Retype the material below. Keep every word exactly as it is.

Data entries for graphics:
####
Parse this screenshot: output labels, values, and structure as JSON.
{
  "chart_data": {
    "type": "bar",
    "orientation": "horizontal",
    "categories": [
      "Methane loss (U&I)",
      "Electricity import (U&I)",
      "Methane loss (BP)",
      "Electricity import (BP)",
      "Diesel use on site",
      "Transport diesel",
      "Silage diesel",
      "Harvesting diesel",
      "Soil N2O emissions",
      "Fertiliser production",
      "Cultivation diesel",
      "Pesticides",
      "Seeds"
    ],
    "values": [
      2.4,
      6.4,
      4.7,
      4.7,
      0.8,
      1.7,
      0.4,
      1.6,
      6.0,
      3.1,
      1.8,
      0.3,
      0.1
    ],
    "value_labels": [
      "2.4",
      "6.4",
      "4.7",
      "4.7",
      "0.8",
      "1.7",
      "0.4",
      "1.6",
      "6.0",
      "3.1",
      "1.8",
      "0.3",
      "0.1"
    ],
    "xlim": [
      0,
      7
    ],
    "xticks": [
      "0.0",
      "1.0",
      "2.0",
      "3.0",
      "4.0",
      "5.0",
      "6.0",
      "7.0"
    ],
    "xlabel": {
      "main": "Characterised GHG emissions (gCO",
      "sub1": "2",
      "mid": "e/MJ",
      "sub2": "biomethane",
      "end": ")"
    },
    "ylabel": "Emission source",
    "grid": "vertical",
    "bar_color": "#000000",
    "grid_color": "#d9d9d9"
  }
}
####
▸ CORRECT OUTPUT:
Parse this screenshot: output labels, values, and structure as JSON.
{
  "chart_data": {
    "type": "bar",
    "orientation": "horizontal",
    "categories": [
      "Methane loss (U&I)",
      "Electricity import (U&I)",
      "Methane loss (BP)",
      "Electricity import (BP)",
      "Diesel use on site",
      "Transport diesel",
      "Silage diesel",
      "Harvesting diesel",
      "Soil N2O emissions",
      "Fertiliser production",
      "Cultivation diesel",
      "Pesticides",
      "Seeds"
    ],
    "values": [
      2.4,
      6.4,
      4.7,
      4.7,
      0.8,
      1.7,
      0.4,
      1.6,
      6.0,
      3.1,
      1.8,
      0.3,
      0.1
    ],
    "value_labels": [
      "2.4",
      "6.4",
      "4.7",
      "4.7",
      "0.8",
      "1.7",
      "0.4",
      "1.6",
      "6.0",
      "3.1",
      "1.8",
      "0.3",
      "0.1"
    ],
    "xlim": [
      0,
      7
    ],
    "xticks": [
      "0.0",
      "1.0",
      "2.0",
      "3.0",
      "4.0",
      "5.0",
      "6.0",
      "7.0"
    ],
    "xlabel": {
      "main": "Characterised GHG emissions (gCO",
      "sub1": "2",
      "mid": "e/MJ",
      "sub2": "biomethane",
      "end": ")"
    },
    "ylabel": "Emission source",
    "grid": "vertical",
    "bar_color": "#000000",
    "grid_color": "#d9d9d9"
  }
}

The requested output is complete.